- Exercise prompt:
Each line below should be reproduced without any alteration.

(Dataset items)
** Begin **

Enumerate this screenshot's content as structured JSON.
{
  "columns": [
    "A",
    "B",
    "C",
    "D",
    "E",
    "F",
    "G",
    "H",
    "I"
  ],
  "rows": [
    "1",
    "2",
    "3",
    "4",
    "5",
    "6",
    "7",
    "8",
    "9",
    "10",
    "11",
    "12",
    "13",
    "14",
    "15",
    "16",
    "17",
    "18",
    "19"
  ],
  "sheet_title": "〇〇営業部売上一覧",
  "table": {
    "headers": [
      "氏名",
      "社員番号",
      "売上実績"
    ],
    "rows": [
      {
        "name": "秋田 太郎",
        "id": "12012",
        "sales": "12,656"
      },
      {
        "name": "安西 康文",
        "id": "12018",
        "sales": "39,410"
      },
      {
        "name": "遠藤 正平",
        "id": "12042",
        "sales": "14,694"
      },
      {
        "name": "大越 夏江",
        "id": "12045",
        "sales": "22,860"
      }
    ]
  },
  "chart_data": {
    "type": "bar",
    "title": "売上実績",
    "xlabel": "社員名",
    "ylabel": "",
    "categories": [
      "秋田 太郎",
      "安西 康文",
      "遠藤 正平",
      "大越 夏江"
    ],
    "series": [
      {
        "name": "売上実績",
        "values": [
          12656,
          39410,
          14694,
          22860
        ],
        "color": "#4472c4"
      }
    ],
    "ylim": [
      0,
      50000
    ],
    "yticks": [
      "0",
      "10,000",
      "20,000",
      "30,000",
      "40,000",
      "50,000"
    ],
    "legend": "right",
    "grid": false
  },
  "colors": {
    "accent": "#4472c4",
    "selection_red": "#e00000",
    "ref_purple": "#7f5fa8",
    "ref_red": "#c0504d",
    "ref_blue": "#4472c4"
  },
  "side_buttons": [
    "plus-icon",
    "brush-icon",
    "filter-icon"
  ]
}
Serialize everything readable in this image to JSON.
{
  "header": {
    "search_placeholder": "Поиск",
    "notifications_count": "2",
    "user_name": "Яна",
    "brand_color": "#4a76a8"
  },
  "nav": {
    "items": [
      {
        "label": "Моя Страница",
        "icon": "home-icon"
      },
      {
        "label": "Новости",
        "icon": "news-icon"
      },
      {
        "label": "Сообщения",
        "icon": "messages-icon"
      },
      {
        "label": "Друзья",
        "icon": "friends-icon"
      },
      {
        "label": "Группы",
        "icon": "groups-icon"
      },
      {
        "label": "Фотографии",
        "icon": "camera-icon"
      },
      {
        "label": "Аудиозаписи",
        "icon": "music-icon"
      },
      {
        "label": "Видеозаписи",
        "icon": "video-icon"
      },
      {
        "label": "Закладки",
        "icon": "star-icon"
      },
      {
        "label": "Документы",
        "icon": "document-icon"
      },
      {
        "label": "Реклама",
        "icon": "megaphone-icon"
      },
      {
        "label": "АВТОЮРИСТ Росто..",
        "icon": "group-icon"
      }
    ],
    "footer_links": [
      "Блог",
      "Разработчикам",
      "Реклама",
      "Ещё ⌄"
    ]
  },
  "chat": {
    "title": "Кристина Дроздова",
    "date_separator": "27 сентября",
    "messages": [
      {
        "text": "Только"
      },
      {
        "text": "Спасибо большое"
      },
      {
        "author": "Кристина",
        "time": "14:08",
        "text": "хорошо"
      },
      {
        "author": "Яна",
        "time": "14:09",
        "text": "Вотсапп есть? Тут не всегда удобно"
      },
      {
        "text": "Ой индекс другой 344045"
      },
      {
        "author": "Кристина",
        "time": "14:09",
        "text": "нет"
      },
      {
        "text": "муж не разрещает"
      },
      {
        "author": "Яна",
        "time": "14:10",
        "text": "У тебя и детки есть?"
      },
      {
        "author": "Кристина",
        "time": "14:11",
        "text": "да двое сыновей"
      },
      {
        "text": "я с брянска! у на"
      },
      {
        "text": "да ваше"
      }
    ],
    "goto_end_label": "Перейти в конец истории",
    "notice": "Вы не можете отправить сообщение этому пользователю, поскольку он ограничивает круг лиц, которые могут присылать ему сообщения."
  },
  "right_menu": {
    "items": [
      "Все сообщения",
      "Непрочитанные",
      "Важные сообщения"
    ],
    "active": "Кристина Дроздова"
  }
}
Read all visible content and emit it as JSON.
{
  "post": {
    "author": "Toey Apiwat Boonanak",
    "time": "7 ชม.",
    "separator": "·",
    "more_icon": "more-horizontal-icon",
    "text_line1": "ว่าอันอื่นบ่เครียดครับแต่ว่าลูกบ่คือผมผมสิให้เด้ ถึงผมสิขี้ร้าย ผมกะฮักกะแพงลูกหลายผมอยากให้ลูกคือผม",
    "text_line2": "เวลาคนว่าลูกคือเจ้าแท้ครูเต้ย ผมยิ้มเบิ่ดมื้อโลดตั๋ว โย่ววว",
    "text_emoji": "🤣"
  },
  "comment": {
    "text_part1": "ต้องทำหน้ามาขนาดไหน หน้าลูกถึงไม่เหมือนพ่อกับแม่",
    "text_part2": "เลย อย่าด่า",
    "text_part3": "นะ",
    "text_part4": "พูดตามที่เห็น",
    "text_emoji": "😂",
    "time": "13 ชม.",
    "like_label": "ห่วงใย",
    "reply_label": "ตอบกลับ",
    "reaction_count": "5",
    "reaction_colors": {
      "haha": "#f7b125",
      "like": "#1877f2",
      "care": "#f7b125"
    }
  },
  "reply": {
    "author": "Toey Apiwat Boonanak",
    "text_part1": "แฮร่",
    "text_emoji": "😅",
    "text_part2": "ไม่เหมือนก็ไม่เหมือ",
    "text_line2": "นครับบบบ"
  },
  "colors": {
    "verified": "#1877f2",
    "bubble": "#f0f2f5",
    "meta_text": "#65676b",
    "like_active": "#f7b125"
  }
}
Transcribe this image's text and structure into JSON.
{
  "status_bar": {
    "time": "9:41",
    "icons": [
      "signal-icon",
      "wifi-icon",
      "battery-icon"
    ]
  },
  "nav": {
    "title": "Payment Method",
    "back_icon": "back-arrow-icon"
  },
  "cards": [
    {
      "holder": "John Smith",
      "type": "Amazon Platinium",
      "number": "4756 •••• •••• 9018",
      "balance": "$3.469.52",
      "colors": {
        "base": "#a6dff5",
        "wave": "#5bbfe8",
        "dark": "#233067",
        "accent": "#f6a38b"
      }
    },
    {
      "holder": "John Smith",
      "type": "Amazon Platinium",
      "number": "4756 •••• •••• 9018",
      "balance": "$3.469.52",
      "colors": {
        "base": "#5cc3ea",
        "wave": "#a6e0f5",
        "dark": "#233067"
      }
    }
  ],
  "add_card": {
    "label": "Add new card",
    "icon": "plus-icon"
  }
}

** End **

- Output for this task:
Enumerate this screenshot's content as structured JSON.
{
  "columns": [
    "A",
    "B",
    "C",
    "D",
    "E",
    "F",
    "G",
    "H",
    "I"
  ],
  "rows": [
    "1",
    "2",
    "3",
    "4",
    "5",
    "6",
    "7",
    "8",
    "9",
    "10",
    "11",
    "12",
    "13",
    "14",
    "15",
    "16",
    "17",
    "18",
    "19"
  ],
  "sheet_title": "〇〇営業部売上一覧",
  "table": {
    "headers": [
      "氏名",
      "社員番号",
      "売上実績"
    ],
    "rows": [
      {
        "name": "秋田 太郎",
        "id": "12012",
        "sales": "12,656"
      },
      {
        "name": "安西 康文",
        "id": "12018",
        "sales": "39,410"
      },
      {
        "name": "遠藤 正平",
        "id": "12042",
        "sales": "14,694"
      },
      {
        "name": "大越 夏江",
        "id": "12045",
        "sales": "22,860"
      }
    ]
  },
  "chart_data": {
    "type": "bar",
    "title": "売上実績",
    "xlabel": "社員名",
    "ylabel": "",
    "categories": [
      "秋田 太郎",
      "安西 康文",
      "遠藤 正平",
      "大越 夏江"
    ],
    "series": [
      {
        "name": "売上実績",
        "values": [
          12656,
          39410,
          14694,
          22860
        ],
        "color": "#4472c4"
      }
    ],
    "ylim": [
      0,
      50000
    ],
    "yticks": [
      "0",
      "10,000",
      "20,000",
      "30,000",
      "40,000",
      "50,000"
    ],
    "legend": "right",
    "grid": false
  },
  "colors": {
    "accent": "#4472c4",
    "selection_red": "#e00000",
    "ref_purple": "#7f5fa8",
    "ref_red": "#c0504d",
    "ref_blue": "#4472c4"
  },
  "side_buttons": [
    "plus-icon",
    "brush-icon",
    "filter-icon"
  ]
}
Serialize everything readable in this image to JSON.
{
  "header": {
    "search_placeholder": "Поиск",
    "notifications_count": "2",
    "user_name": "Яна",
    "brand_color": "#4a76a8"
  },
  "nav": {
    "items": [
      {
        "label": "Моя Страница",
        "icon": "home-icon"
      },
      {
        "label": "Новости",
        "icon": "news-icon"
      },
      {
        "label": "Сообщения",
        "icon": "messages-icon"
      },
      {
        "label": "Друзья",
        "icon": "friends-icon"
      },
      {
        "label": "Группы",
        "icon": "groups-icon"
      },
      {
        "label": "Фотографии",
        "icon": "camera-icon"
      },
      {
        "label": "Аудиозаписи",
        "icon": "music-icon"
      },
      {
        "label": "Видеозаписи",
        "icon": "video-icon"
      },
      {
        "label": "Закладки",
        "icon": "star-icon"
      },
      {
        "label": "Документы",
        "icon": "document-icon"
      },
      {
        "label": "Реклама",
        "icon": "megaphone-icon"
      },
      {
        "label": "АВТОЮРИСТ Росто..",
        "icon": "group-icon"
      }
    ],
    "footer_links": [
      "Блог",
      "Разработчикам",
      "Реклама",
      "Ещё ⌄"
    ]
  },
  "chat": {
    "title": "Кристина Дроздова",
    "date_separator": "27 сентября",
    "messages": [
      {
        "text": "Только"
      },
      {
        "text": "Спасибо большое"
      },
      {
        "author": "Кристина",
        "time": "14:08",
        "text": "хорошо"
      },
      {
        "author": "Яна",
        "time": "14:09",
        "text": "Вотсапп есть? Тут не всегда удобно"
      },
      {
        "text": "Ой индекс другой 344045"
      },
      {
        "author": "Кристина",
        "time": "14:09",
        "text": "нет"
      },
      {
        "text": "муж не разрещает"
      },
      {
        "author": "Яна",
        "time": "14:10",
        "text": "У тебя и детки есть?"
      },
      {
        "author": "Кристина",
        "time": "14:11",
        "text": "да двое сыновей"
      },
      {
        "text": "я с брянска! у на"
      },
      {
        "text": "да ваше"
      }
    ],
    "goto_end_label": "Перейти в конец истории",
    "notice": "Вы не можете отправить сообщение этому пользователю, поскольку он ограничивает круг лиц, которые могут присылать ему сообщения."
  },
  "right_menu": {
    "items": [
      "Все сообщения",
      "Непрочитанные",
      "Важные сообщения"
    ],
    "active": "Кристина Дроздова"
  }
}
Read all visible content and emit it as JSON.
{
  "post": {
    "author": "Toey Apiwat Boonanak",
    "time": "7 ชม.",
    "separator": "·",
    "more_icon": "more-horizontal-icon",
    "text_line1": "ว่าอันอื่นบ่เครียดครับแต่ว่าลูกบ่คือผมผมสิให้เด้ ถึงผมสิขี้ร้าย ผมกะฮักกะแพงลูกหลายผมอยากให้ลูกคือผม",
    "text_line2": "เวลาคนว่าลูกคือเจ้าแท้ครูเต้ย ผมยิ้มเบิ่ดมื้อโลดตั๋ว โย่ววว",
    "text_emoji": "🤣"
  },
  "comment": {
    "text_part1": "ต้องทำหน้ามาขนาดไหน หน้าลูกถึงไม่เหมือนพ่อกับแม่",
    "text_part2": "เลย อย่าด่า",
    "text_part3": "นะ",
    "text_part4": "พูดตามที่เห็น",
    "text_emoji": "😂",
    "time": "13 ชม.",
    "like_label": "ห่วงใย",
    "reply_label": "ตอบกลับ",
    "reaction_count": "5",
    "reaction_colors": {
      "haha": "#f7b125",
      "like": "#1877f2",
      "care": "#f7b125"
    }
  },
  "reply": {
    "author": "Toey Apiwat Boonanak",
    "text_part1": "แฮร่",
    "text_emoji": "😅",
    "text_part2": "ไม่เหมือนก็ไม่เหมือ",
    "text_line2": "นครับบบบ"
  },
  "colors": {
    "verified": "#1877f2",
    "bubble": "#f0f2f5",
    "meta_text": "#65676b",
    "like_active": "#f7b125"
  }
}
Transcribe this image's text and structure into JSON.
{
  "status_bar": {
    "time": "9:41",
    "icons": [
      "signal-icon",
      "wifi-icon",
      "battery-icon"
    ]
  },
  "nav": {
    "title": "Payment Method",
    "back_icon": "back-arrow-icon"
  },
  "cards": [
    {
      "holder": "John Smith",
      "type": "Amazon Platinium",
      "number": "4756 •••• •••• 9018",
      "balance": "$3.469.52",
      "colors": {
        "base": "#a6dff5",
        "wave": "#5bbfe8",
        "dark": "#233067",
        "accent": "#f6a38b"
      }
    },
    {
      "holder": "John Smith",
      "type": "Amazon Platinium",
      "number": "4756 •••• •••• 9018",
      "balance": "$3.469.52",
      "colors": {
        "base": "#5cc3ea",
        "wave": "#a6e0f5",
        "dark": "#233067"
      }
    }
  ],
  "add_card": {
    "label": "Add new card",
    "icon": "plus-icon"
  }
}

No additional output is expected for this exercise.